**PROMPT**.
Each entry here needs to be set down again exactly, please; pictures are left out.

**EXCERPTED RECORDS**.
◆ ◆ ◆

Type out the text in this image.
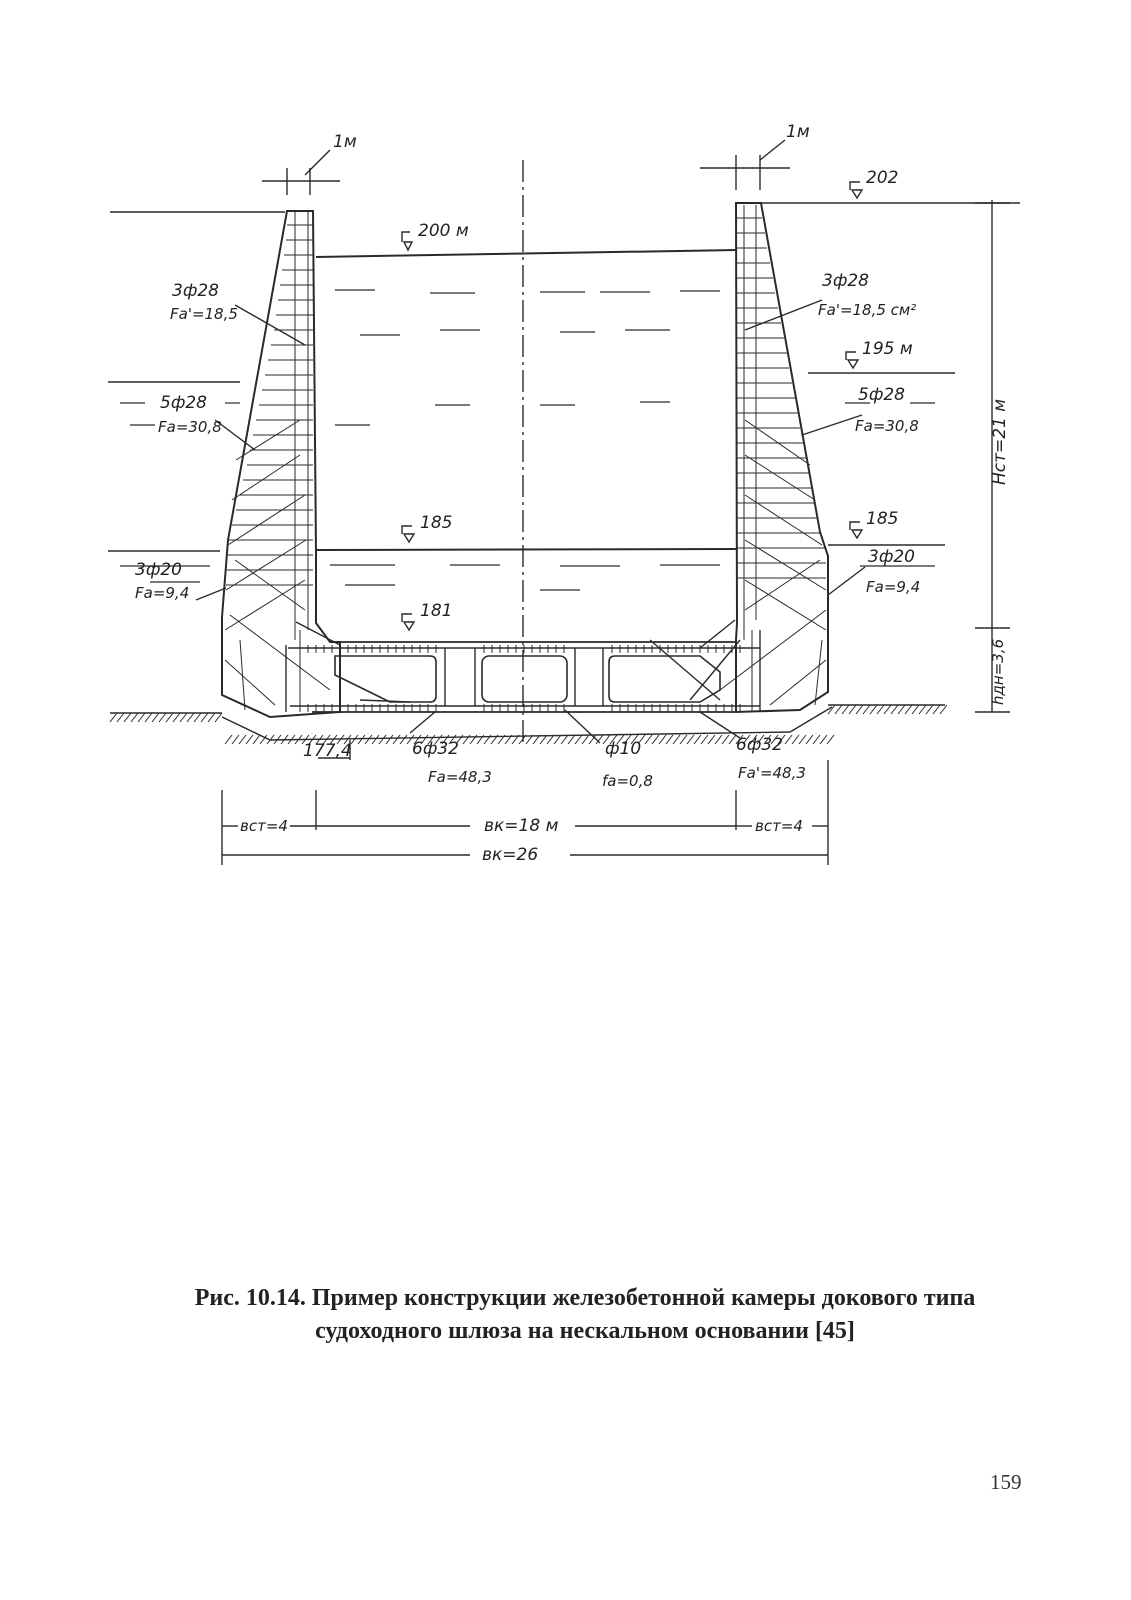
1м	1м
202
200 м
195 м
185	185
181
177,4
3ф28
Fa'=18,5
5ф28
Fa=30,8
3ф20
Fa=9,4
3ф28
Fa'=18,5 см²
5ф28
Fa=30,8
3ф20
Fa=9,4
6ф32
Fa=48,3
ф10
fa=0,8
6ф32
Fa'=48,3
вст=4	вк=18 м	вст=4
вк=26
Hст=21 м
hдн=3,6
Рис. 10.14. Пример конструкции железобетонной камеры докового типа
судоходного шлюза на нескальном основании [45]
159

◆ ◆ ◆

**FINAL RESULT**.
Type out the text in this image.
1м	1м
202
200 м
195 м
185	185
181
177,4
3ф28
Fa'=18,5
5ф28
Fa=30,8
3ф20
Fa=9,4
3ф28
Fa'=18,5 см²
5ф28
Fa=30,8
3ф20
Fa=9,4
6ф32
Fa=48,3
ф10
fa=0,8
6ф32
Fa'=48,3
вст=4	вк=18 м	вст=4
вк=26
Hст=21 м
hдн=3,6
Рис. 10.14. Пример конструкции железобетонной камеры докового типа
судоходного шлюза на нескальном основании [45]
159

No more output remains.